Keep only the lines where "ylabel" appears.

**** INPUT

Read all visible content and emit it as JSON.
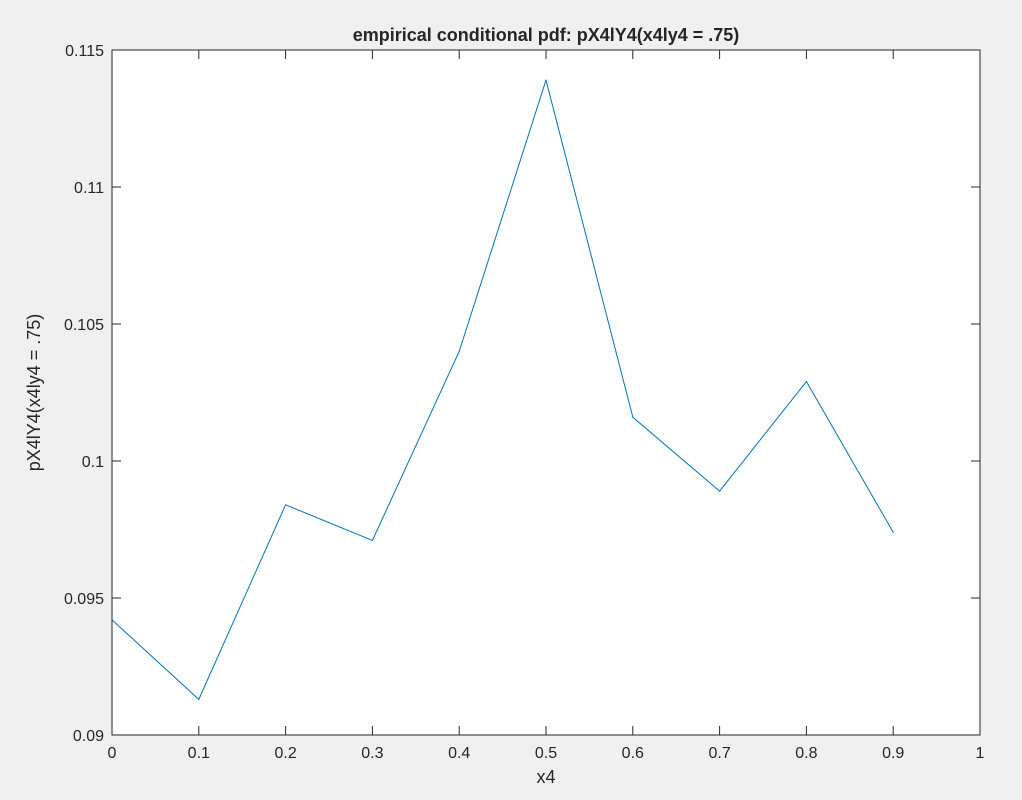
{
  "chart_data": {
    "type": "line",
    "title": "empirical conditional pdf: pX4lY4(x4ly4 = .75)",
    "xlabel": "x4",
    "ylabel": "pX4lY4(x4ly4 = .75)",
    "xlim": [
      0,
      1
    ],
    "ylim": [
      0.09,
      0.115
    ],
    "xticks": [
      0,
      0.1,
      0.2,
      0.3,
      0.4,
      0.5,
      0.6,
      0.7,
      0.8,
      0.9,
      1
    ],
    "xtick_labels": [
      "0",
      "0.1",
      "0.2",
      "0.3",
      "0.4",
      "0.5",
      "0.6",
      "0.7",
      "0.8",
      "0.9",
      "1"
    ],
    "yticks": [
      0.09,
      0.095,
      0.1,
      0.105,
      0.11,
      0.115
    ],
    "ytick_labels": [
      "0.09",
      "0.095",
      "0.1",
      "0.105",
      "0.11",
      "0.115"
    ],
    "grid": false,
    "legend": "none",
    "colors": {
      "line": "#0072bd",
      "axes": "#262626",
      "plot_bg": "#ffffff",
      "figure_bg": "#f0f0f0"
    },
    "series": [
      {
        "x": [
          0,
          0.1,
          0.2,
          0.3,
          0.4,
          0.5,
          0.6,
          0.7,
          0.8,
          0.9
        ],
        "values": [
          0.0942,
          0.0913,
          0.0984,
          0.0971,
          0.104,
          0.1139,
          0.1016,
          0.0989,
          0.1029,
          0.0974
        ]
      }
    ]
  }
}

********
**** INPUT

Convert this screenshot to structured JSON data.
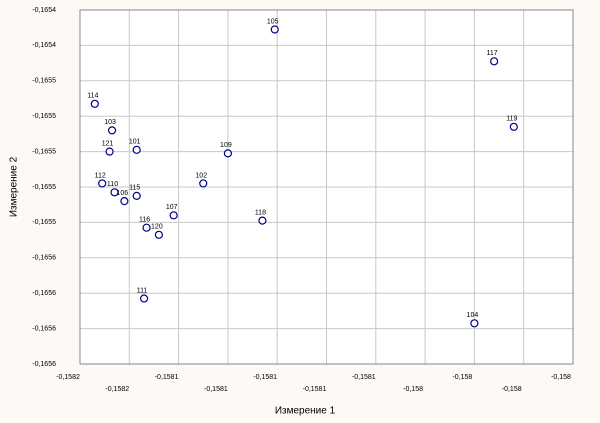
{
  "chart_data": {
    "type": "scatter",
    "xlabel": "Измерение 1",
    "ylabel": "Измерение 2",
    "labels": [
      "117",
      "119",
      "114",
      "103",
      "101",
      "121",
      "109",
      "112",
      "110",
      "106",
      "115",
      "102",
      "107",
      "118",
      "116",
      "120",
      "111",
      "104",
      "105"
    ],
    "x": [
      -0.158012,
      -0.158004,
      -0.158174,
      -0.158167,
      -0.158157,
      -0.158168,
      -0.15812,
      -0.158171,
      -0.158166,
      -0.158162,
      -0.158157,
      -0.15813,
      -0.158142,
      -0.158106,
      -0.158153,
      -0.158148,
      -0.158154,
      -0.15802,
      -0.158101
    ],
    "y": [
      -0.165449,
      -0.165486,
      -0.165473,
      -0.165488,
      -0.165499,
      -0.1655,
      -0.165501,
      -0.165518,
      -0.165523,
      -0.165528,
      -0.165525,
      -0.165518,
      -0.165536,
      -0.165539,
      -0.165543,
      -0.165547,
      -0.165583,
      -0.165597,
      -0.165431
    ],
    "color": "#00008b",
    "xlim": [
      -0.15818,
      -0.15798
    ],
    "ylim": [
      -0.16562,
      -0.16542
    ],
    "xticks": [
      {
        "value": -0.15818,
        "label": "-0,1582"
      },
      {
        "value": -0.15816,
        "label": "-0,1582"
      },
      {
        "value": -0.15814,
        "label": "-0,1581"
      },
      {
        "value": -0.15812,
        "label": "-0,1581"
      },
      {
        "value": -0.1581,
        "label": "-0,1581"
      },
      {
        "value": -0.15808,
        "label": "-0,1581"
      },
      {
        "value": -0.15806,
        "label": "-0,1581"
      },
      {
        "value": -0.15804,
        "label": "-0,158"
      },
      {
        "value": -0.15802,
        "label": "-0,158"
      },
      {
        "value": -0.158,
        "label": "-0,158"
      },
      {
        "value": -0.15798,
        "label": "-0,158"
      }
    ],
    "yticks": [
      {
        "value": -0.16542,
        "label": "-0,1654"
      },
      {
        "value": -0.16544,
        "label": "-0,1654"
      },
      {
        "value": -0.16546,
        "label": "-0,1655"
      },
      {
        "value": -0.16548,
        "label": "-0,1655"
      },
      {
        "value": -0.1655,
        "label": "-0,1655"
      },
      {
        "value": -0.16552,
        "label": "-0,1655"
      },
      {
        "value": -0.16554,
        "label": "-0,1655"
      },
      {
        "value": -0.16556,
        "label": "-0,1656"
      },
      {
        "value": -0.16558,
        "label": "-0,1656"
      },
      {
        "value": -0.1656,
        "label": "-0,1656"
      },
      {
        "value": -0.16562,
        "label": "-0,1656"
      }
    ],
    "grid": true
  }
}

********

_RESPONSE_
    "ylabel": "pX4lY4(x4ly4 = .75)",
    "ylabel": "Измерение 2",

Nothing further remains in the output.